Stated problem: Write out the whole listing exactly as it stands.

Source records

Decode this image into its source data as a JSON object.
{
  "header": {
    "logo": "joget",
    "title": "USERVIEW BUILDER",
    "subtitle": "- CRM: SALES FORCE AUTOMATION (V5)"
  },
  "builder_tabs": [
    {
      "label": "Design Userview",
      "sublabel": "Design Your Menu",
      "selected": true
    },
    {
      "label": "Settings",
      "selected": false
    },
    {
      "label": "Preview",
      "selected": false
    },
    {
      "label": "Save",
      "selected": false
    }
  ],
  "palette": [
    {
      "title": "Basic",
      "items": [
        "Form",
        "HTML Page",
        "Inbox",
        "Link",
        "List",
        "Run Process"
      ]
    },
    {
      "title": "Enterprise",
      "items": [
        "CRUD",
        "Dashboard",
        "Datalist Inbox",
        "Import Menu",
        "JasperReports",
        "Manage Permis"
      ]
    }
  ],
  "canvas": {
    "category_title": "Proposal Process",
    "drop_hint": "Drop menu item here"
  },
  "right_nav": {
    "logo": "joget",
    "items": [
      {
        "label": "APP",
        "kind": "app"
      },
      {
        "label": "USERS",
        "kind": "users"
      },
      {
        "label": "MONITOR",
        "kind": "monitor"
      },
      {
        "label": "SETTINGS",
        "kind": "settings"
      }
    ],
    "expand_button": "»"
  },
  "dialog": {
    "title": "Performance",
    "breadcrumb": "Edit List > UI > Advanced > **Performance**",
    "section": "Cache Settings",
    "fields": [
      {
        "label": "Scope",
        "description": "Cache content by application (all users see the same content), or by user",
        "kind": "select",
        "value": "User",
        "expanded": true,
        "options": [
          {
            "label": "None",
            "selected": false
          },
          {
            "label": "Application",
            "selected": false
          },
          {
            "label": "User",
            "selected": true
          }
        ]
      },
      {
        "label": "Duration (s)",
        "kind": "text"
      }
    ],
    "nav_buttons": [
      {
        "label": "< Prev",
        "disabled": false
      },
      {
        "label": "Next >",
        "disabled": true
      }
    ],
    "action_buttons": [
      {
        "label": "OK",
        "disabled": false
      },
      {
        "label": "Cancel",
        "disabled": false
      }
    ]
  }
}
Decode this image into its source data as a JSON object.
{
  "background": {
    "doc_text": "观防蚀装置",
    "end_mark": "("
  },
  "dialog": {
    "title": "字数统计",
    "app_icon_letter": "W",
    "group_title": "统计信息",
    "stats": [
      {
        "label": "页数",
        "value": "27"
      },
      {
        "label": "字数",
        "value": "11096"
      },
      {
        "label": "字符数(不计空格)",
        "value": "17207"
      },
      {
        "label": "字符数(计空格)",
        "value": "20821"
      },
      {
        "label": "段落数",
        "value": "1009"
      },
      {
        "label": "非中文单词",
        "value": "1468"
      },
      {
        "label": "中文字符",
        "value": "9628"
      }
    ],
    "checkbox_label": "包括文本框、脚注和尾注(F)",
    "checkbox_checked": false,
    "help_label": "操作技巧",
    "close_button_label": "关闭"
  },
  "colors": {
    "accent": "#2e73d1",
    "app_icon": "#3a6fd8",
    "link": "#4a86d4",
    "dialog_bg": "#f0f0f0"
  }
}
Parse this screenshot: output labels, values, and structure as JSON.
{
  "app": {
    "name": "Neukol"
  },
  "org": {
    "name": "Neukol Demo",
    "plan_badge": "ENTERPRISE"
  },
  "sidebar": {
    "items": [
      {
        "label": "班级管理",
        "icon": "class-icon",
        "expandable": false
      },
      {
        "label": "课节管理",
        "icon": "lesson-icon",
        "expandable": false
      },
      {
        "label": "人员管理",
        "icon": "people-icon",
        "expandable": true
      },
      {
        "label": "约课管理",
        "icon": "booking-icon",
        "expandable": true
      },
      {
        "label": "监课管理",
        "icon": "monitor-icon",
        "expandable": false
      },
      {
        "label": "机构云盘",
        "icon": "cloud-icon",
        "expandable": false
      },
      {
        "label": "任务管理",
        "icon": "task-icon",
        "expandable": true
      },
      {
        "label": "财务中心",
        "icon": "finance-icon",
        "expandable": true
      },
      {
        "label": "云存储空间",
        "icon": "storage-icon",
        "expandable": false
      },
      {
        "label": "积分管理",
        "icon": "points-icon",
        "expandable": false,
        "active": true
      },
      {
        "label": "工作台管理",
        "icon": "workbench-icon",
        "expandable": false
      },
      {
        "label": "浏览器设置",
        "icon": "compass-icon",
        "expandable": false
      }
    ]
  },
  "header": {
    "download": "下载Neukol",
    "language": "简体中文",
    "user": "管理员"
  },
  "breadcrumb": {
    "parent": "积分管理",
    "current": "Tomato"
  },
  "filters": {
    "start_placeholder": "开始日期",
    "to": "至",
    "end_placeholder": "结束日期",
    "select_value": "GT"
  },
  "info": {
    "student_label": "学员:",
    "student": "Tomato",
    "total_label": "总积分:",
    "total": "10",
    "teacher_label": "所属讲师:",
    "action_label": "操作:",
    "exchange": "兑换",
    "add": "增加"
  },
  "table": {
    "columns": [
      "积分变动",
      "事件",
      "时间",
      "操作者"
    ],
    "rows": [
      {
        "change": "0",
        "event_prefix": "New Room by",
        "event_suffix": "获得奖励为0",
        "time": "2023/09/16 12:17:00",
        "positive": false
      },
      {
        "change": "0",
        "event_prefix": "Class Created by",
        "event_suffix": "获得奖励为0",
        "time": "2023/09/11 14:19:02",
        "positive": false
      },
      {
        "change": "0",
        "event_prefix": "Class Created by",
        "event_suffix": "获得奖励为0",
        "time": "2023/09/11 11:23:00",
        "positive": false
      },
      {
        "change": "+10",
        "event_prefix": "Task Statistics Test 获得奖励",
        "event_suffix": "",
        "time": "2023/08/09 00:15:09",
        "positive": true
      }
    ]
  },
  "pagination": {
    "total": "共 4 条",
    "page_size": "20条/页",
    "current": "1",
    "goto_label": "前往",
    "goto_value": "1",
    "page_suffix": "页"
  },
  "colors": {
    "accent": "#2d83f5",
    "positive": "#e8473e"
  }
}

Result for this task:
Decode this image into its source data as a JSON object.
{
  "header": {
    "logo": "joget",
    "title": "USERVIEW BUILDER",
    "subtitle": "- CRM: SALES FORCE AUTOMATION (V5)"
  },
  "builder_tabs": [
    {
      "label": "Design Userview",
      "sublabel": "Design Your Menu",
      "selected": true
    },
    {
      "label": "Settings",
      "selected": false
    },
    {
      "label": "Preview",
      "selected": false
    },
    {
      "label": "Save",
      "selected": false
    }
  ],
  "palette": [
    {
      "title": "Basic",
      "items": [
        "Form",
        "HTML Page",
        "Inbox",
        "Link",
        "List",
        "Run Process"
      ]
    },
    {
      "title": "Enterprise",
      "items": [
        "CRUD",
        "Dashboard",
        "Datalist Inbox",
        "Import Menu",
        "JasperReports",
        "Manage Permis"
      ]
    }
  ],
  "canvas": {
    "category_title": "Proposal Process",
    "drop_hint": "Drop menu item here"
  },
  "right_nav": {
    "logo": "joget",
    "items": [
      {
        "label": "APP",
        "kind": "app"
      },
      {
        "label": "USERS",
        "kind": "users"
      },
      {
        "label": "MONITOR",
        "kind": "monitor"
      },
      {
        "label": "SETTINGS",
        "kind": "settings"
      }
    ],
    "expand_button": "»"
  },
  "dialog": {
    "title": "Performance",
    "breadcrumb": "Edit List > UI > Advanced > **Performance**",
    "section": "Cache Settings",
    "fields": [
      {
        "label": "Scope",
        "description": "Cache content by application (all users see the same content), or by user",
        "kind": "select",
        "value": "User",
        "expanded": true,
        "options": [
          {
            "label": "None",
            "selected": false
          },
          {
            "label": "Application",
            "selected": false
          },
          {
            "label": "User",
            "selected": true
          }
        ]
      },
      {
        "label": "Duration (s)",
        "kind": "text"
      }
    ],
    "nav_buttons": [
      {
        "label": "< Prev",
        "disabled": false
      },
      {
        "label": "Next >",
        "disabled": true
      }
    ],
    "action_buttons": [
      {
        "label": "OK",
        "disabled": false
      },
      {
        "label": "Cancel",
        "disabled": false
      }
    ]
  }
}
Decode this image into its source data as a JSON object.
{
  "background": {
    "doc_text": "观防蚀装置",
    "end_mark": "("
  },
  "dialog": {
    "title": "字数统计",
    "app_icon_letter": "W",
    "group_title": "统计信息",
    "stats": [
      {
        "label": "页数",
        "value": "27"
      },
      {
        "label": "字数",
        "value": "11096"
      },
      {
        "label": "字符数(不计空格)",
        "value": "17207"
      },
      {
        "label": "字符数(计空格)",
        "value": "20821"
      },
      {
        "label": "段落数",
        "value": "1009"
      },
      {
        "label": "非中文单词",
        "value": "1468"
      },
      {
        "label": "中文字符",
        "value": "9628"
      }
    ],
    "checkbox_label": "包括文本框、脚注和尾注(F)",
    "checkbox_checked": false,
    "help_label": "操作技巧",
    "close_button_label": "关闭"
  },
  "colors": {
    "accent": "#2e73d1",
    "app_icon": "#3a6fd8",
    "link": "#4a86d4",
    "dialog_bg": "#f0f0f0"
  }
}
Parse this screenshot: output labels, values, and structure as JSON.
{
  "app": {
    "name": "Neukol"
  },
  "org": {
    "name": "Neukol Demo",
    "plan_badge": "ENTERPRISE"
  },
  "sidebar": {
    "items": [
      {
        "label": "班级管理",
        "icon": "class-icon",
        "expandable": false
      },
      {
        "label": "课节管理",
        "icon": "lesson-icon",
        "expandable": false
      },
      {
        "label": "人员管理",
        "icon": "people-icon",
        "expandable": true
      },
      {
        "label": "约课管理",
        "icon": "booking-icon",
        "expandable": true
      },
      {
        "label": "监课管理",
        "icon": "monitor-icon",
        "expandable": false
      },
      {
        "label": "机构云盘",
        "icon": "cloud-icon",
        "expandable": false
      },
      {
        "label": "任务管理",
        "icon": "task-icon",
        "expandable": true
      },
      {
        "label": "财务中心",
        "icon": "finance-icon",
        "expandable": true
      },
      {
        "label": "云存储空间",
        "icon": "storage-icon",
        "expandable": false
      },
      {
        "label": "积分管理",
        "icon": "points-icon",
        "expandable": false,
        "active": true
      },
      {
        "label": "工作台管理",
        "icon": "workbench-icon",
        "expandable": false
      },
      {
        "label": "浏览器设置",
        "icon": "compass-icon",
        "expandable": false
      }
    ]
  },
  "header": {
    "download": "下载Neukol",
    "language": "简体中文",
    "user": "管理员"
  },
  "breadcrumb": {
    "parent": "积分管理",
    "current": "Tomato"
  },
  "filters": {
    "start_placeholder": "开始日期",
    "to": "至",
    "end_placeholder": "结束日期",
    "select_value": "GT"
  },
  "info": {
    "student_label": "学员:",
    "student": "Tomato",
    "total_label": "总积分:",
    "total": "10",
    "teacher_label": "所属讲师:",
    "action_label": "操作:",
    "exchange": "兑换",
    "add": "增加"
  },
  "table": {
    "columns": [
      "积分变动",
      "事件",
      "时间",
      "操作者"
    ],
    "rows": [
      {
        "change": "0",
        "event_prefix": "New Room by",
        "event_suffix": "获得奖励为0",
        "time": "2023/09/16 12:17:00",
        "positive": false
      },
      {
        "change": "0",
        "event_prefix": "Class Created by",
        "event_suffix": "获得奖励为0",
        "time": "2023/09/11 14:19:02",
        "positive": false
      },
      {
        "change": "0",
        "event_prefix": "Class Created by",
        "event_suffix": "获得奖励为0",
        "time": "2023/09/11 11:23:00",
        "positive": false
      },
      {
        "change": "+10",
        "event_prefix": "Task Statistics Test 获得奖励",
        "event_suffix": "",
        "time": "2023/08/09 00:15:09",
        "positive": true
      }
    ]
  },
  "pagination": {
    "total": "共 4 条",
    "page_size": "20条/页",
    "current": "1",
    "goto_label": "前往",
    "goto_value": "1",
    "page_suffix": "页"
  },
  "colors": {
    "accent": "#2d83f5",
    "positive": "#e8473e"
  }
}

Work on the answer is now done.